Brief:
Gather from the material every line that contains the string "Settings".

Stored data:
--

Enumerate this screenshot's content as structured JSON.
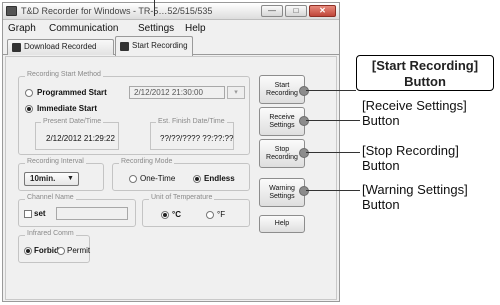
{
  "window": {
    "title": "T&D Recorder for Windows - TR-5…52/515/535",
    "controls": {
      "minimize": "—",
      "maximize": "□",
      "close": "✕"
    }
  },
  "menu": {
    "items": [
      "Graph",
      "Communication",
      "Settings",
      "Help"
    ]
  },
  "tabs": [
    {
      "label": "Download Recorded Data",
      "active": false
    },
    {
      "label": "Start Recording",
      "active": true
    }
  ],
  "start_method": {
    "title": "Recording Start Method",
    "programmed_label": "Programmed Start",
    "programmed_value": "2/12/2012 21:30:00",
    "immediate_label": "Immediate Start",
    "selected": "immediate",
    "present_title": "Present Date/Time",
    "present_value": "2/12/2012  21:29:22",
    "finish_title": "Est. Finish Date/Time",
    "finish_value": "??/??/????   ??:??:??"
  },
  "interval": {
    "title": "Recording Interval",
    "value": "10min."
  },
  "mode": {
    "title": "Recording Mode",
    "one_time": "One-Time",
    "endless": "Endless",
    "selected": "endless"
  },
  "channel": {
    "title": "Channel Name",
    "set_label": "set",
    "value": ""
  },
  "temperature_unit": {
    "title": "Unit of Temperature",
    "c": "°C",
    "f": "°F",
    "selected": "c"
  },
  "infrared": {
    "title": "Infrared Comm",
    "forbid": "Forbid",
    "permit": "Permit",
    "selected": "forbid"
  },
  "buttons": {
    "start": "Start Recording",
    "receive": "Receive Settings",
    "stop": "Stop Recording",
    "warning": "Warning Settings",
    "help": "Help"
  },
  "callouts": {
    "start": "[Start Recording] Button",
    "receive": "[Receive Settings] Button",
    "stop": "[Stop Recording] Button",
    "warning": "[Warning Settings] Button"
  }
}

--

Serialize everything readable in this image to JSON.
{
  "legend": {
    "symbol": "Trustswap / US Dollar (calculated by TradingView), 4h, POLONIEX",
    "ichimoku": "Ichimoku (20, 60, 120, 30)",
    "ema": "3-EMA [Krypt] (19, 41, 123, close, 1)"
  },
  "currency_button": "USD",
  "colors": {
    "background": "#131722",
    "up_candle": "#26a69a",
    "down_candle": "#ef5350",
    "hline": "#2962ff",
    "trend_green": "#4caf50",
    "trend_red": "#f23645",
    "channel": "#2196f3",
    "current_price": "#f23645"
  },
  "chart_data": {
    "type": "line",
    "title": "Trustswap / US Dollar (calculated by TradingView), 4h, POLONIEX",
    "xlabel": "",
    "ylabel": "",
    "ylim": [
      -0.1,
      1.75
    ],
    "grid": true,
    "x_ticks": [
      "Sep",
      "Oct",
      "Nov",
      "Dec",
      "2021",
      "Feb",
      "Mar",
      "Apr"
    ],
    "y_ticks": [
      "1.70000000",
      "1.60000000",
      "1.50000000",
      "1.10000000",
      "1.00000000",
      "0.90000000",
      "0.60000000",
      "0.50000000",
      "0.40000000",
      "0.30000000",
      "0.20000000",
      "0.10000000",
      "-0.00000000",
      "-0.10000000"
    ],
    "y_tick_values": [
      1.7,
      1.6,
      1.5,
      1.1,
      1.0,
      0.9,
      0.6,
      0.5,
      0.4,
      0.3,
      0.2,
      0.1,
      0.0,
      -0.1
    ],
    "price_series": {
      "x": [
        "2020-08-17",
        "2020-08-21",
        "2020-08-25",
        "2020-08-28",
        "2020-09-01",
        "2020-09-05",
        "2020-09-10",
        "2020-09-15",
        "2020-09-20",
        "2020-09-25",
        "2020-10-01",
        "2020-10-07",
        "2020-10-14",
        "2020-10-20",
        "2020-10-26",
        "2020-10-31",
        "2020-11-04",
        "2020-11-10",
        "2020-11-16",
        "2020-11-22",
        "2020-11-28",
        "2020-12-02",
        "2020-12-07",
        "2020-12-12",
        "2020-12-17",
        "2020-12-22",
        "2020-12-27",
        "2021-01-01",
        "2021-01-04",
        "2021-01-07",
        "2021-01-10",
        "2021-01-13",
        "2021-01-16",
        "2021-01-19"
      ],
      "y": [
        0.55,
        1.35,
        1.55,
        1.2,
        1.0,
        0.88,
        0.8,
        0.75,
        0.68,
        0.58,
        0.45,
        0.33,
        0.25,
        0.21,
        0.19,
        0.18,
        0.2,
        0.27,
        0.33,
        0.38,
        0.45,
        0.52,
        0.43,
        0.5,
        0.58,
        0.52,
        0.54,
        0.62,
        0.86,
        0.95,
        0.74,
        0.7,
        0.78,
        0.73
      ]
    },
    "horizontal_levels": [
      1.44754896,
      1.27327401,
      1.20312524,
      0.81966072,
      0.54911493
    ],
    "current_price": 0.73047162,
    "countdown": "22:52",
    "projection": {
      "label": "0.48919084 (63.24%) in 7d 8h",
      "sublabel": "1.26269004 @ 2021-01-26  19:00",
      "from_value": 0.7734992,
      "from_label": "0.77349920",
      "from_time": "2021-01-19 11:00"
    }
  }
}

--

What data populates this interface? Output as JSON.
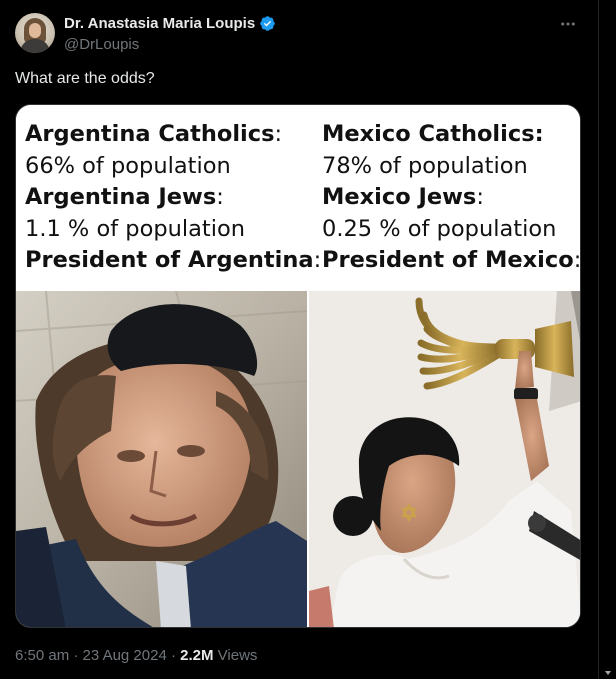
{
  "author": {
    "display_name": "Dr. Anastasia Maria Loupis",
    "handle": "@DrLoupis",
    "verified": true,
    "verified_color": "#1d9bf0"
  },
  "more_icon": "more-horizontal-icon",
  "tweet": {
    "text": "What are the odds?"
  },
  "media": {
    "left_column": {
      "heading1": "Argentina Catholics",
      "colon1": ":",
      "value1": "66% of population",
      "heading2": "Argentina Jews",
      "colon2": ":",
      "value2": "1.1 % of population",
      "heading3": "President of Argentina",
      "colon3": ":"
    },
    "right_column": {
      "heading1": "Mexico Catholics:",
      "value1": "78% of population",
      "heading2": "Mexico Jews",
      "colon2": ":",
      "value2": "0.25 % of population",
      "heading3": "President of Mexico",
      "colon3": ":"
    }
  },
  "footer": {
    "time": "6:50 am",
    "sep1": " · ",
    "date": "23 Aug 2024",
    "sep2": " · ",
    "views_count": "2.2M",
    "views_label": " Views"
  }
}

--

Completed task:
      "Settings",
    "receive": "Receive Settings",
    "warning": "Warning Settings",
    "receive": "[Receive Settings] Button",
    "warning": "[Warning Settings] Button"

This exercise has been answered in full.